Repeat the material below exactly, line for line.

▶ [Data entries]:
::::::::
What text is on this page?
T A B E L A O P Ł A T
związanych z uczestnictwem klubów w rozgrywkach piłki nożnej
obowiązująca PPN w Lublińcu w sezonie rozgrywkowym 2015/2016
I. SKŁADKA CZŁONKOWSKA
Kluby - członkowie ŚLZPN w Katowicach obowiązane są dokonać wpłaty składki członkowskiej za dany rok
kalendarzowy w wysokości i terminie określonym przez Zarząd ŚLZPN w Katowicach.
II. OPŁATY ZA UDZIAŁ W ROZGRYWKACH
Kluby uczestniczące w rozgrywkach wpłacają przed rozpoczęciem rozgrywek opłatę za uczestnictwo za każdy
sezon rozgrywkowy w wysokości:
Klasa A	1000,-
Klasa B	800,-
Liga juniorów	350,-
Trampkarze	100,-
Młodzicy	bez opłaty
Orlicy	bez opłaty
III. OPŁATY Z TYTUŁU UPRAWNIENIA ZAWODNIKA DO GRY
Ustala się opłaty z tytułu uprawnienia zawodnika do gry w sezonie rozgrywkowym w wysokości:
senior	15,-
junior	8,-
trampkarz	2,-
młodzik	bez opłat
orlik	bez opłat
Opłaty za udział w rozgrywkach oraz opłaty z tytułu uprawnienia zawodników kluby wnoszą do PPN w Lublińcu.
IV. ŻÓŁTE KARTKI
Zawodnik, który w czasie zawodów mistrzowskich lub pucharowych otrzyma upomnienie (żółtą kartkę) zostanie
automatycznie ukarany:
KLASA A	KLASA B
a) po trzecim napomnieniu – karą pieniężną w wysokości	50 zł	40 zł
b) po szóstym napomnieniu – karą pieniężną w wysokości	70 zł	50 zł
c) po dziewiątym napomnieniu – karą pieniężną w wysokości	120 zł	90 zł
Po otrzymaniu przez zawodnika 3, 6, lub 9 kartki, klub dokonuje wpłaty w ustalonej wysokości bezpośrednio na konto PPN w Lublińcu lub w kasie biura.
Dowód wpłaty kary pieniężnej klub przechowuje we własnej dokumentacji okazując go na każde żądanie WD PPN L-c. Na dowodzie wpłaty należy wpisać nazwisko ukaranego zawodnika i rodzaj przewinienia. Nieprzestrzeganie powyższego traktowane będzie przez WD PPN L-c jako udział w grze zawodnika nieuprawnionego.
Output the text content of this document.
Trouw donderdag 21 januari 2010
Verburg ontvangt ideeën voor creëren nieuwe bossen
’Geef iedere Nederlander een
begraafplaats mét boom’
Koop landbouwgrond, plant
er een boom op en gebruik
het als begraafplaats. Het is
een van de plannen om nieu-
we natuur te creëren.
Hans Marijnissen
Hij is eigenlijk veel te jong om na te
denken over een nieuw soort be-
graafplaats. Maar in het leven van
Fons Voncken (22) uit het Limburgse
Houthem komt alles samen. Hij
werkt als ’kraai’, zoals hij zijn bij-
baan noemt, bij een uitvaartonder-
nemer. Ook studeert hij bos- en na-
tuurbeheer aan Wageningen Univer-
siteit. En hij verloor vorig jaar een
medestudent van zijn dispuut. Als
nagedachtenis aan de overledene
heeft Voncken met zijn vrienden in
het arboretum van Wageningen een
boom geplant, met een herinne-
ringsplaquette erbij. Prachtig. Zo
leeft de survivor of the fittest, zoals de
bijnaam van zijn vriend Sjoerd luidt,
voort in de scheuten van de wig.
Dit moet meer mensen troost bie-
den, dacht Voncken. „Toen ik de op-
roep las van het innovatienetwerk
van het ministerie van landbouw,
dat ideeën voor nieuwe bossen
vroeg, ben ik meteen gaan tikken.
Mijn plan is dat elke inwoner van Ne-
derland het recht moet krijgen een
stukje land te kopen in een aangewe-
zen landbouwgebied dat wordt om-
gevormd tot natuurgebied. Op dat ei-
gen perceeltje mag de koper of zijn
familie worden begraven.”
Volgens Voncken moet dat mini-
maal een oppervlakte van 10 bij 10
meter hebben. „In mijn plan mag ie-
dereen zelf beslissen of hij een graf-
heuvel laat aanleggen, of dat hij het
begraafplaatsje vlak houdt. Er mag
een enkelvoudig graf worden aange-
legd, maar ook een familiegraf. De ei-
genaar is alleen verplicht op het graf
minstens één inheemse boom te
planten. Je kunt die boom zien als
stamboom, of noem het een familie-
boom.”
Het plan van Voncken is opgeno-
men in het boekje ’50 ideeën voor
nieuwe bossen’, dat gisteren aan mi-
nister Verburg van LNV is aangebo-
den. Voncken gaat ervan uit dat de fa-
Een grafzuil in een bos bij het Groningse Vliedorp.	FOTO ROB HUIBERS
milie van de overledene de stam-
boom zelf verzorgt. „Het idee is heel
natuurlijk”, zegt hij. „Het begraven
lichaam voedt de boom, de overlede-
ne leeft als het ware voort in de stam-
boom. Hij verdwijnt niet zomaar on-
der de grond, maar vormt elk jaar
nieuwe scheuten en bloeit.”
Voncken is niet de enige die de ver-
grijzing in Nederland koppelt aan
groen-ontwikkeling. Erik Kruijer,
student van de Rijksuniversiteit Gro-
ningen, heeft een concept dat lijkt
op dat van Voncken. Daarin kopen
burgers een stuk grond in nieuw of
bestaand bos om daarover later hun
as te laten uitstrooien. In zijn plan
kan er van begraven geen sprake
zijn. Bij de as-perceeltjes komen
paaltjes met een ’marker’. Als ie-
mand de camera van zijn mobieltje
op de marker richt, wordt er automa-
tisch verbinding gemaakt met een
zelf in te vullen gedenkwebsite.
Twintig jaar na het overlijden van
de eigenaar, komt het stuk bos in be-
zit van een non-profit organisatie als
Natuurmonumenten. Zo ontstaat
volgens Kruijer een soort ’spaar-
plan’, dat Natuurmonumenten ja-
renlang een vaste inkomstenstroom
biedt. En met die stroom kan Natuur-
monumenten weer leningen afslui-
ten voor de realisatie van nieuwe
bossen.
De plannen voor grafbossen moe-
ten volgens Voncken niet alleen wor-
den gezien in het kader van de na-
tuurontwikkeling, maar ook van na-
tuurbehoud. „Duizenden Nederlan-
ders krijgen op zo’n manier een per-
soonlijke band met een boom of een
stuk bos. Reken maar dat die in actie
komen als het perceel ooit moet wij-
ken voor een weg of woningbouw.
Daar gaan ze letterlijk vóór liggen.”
::::::::
▶ [RESULT OF THIS EXERCISE]:
What text is on this page?
T A B E L A O P Ł A T
związanych z uczestnictwem klubów w rozgrywkach piłki nożnej
obowiązująca PPN w Lublińcu w sezonie rozgrywkowym 2015/2016
I. SKŁADKA CZŁONKOWSKA
Kluby - członkowie ŚLZPN w Katowicach obowiązane są dokonać wpłaty składki członkowskiej za dany rok
kalendarzowy w wysokości i terminie określonym przez Zarząd ŚLZPN w Katowicach.
II. OPŁATY ZA UDZIAŁ W ROZGRYWKACH
Kluby uczestniczące w rozgrywkach wpłacają przed rozpoczęciem rozgrywek opłatę za uczestnictwo za każdy
sezon rozgrywkowy w wysokości:
Klasa A	1000,-
Klasa B	800,-
Liga juniorów	350,-
Trampkarze	100,-
Młodzicy	bez opłaty
Orlicy	bez opłaty
III. OPŁATY Z TYTUŁU UPRAWNIENIA ZAWODNIKA DO GRY
Ustala się opłaty z tytułu uprawnienia zawodnika do gry w sezonie rozgrywkowym w wysokości:
senior	15,-
junior	8,-
trampkarz	2,-
młodzik	bez opłat
orlik	bez opłat
Opłaty za udział w rozgrywkach oraz opłaty z tytułu uprawnienia zawodników kluby wnoszą do PPN w Lublińcu.
IV. ŻÓŁTE KARTKI
Zawodnik, który w czasie zawodów mistrzowskich lub pucharowych otrzyma upomnienie (żółtą kartkę) zostanie
automatycznie ukarany:
KLASA A	KLASA B
a) po trzecim napomnieniu – karą pieniężną w wysokości	50 zł	40 zł
b) po szóstym napomnieniu – karą pieniężną w wysokości	70 zł	50 zł
c) po dziewiątym napomnieniu – karą pieniężną w wysokości	120 zł	90 zł
Po otrzymaniu przez zawodnika 3, 6, lub 9 kartki, klub dokonuje wpłaty w ustalonej wysokości bezpośrednio na konto PPN w Lublińcu lub w kasie biura.
Dowód wpłaty kary pieniężnej klub przechowuje we własnej dokumentacji okazując go na każde żądanie WD PPN L-c. Na dowodzie wpłaty należy wpisać nazwisko ukaranego zawodnika i rodzaj przewinienia. Nieprzestrzeganie powyższego traktowane będzie przez WD PPN L-c jako udział w grze zawodnika nieuprawnionego.
Output the text content of this document.
Trouw donderdag 21 januari 2010
Verburg ontvangt ideeën voor creëren nieuwe bossen
’Geef iedere Nederlander een
begraafplaats mét boom’
Koop landbouwgrond, plant
er een boom op en gebruik
het als begraafplaats. Het is
een van de plannen om nieu-
we natuur te creëren.
Hans Marijnissen
Hij is eigenlijk veel te jong om na te
denken over een nieuw soort be-
graafplaats. Maar in het leven van
Fons Voncken (22) uit het Limburgse
Houthem komt alles samen. Hij
werkt als ’kraai’, zoals hij zijn bij-
baan noemt, bij een uitvaartonder-
nemer. Ook studeert hij bos- en na-
tuurbeheer aan Wageningen Univer-
siteit. En hij verloor vorig jaar een
medestudent van zijn dispuut. Als
nagedachtenis aan de overledene
heeft Voncken met zijn vrienden in
het arboretum van Wageningen een
boom geplant, met een herinne-
ringsplaquette erbij. Prachtig. Zo
leeft de survivor of the fittest, zoals de
bijnaam van zijn vriend Sjoerd luidt,
voort in de scheuten van de wig.
Dit moet meer mensen troost bie-
den, dacht Voncken. „Toen ik de op-
roep las van het innovatienetwerk
van het ministerie van landbouw,
dat ideeën voor nieuwe bossen
vroeg, ben ik meteen gaan tikken.
Mijn plan is dat elke inwoner van Ne-
derland het recht moet krijgen een
stukje land te kopen in een aangewe-
zen landbouwgebied dat wordt om-
gevormd tot natuurgebied. Op dat ei-
gen perceeltje mag de koper of zijn
familie worden begraven.”
Volgens Voncken moet dat mini-
maal een oppervlakte van 10 bij 10
meter hebben. „In mijn plan mag ie-
dereen zelf beslissen of hij een graf-
heuvel laat aanleggen, of dat hij het
begraafplaatsje vlak houdt. Er mag
een enkelvoudig graf worden aange-
legd, maar ook een familiegraf. De ei-
genaar is alleen verplicht op het graf
minstens één inheemse boom te
planten. Je kunt die boom zien als
stamboom, of noem het een familie-
boom.”
Het plan van Voncken is opgeno-
men in het boekje ’50 ideeën voor
nieuwe bossen’, dat gisteren aan mi-
nister Verburg van LNV is aangebo-
den. Voncken gaat ervan uit dat de fa-
Een grafzuil in een bos bij het Groningse Vliedorp.	FOTO ROB HUIBERS
milie van de overledene de stam-
boom zelf verzorgt. „Het idee is heel
natuurlijk”, zegt hij. „Het begraven
lichaam voedt de boom, de overlede-
ne leeft als het ware voort in de stam-
boom. Hij verdwijnt niet zomaar on-
der de grond, maar vormt elk jaar
nieuwe scheuten en bloeit.”
Voncken is niet de enige die de ver-
grijzing in Nederland koppelt aan
groen-ontwikkeling. Erik Kruijer,
student van de Rijksuniversiteit Gro-
ningen, heeft een concept dat lijkt
op dat van Voncken. Daarin kopen
burgers een stuk grond in nieuw of
bestaand bos om daarover later hun
as te laten uitstrooien. In zijn plan
kan er van begraven geen sprake
zijn. Bij de as-perceeltjes komen
paaltjes met een ’marker’. Als ie-
mand de camera van zijn mobieltje
op de marker richt, wordt er automa-
tisch verbinding gemaakt met een
zelf in te vullen gedenkwebsite.
Twintig jaar na het overlijden van
de eigenaar, komt het stuk bos in be-
zit van een non-profit organisatie als
Natuurmonumenten. Zo ontstaat
volgens Kruijer een soort ’spaar-
plan’, dat Natuurmonumenten ja-
renlang een vaste inkomstenstroom
biedt. En met die stroom kan Natuur-
monumenten weer leningen afslui-
ten voor de realisatie van nieuwe
bossen.
De plannen voor grafbossen moe-
ten volgens Voncken niet alleen wor-
den gezien in het kader van de na-
tuurontwikkeling, maar ook van na-
tuurbehoud. „Duizenden Nederlan-
ders krijgen op zo’n manier een per-
soonlijke band met een boom of een
stuk bos. Reken maar dat die in actie
komen als het perceel ooit moet wij-
ken voor een weg of woningbouw.
Daar gaan ze letterlijk vóór liggen.”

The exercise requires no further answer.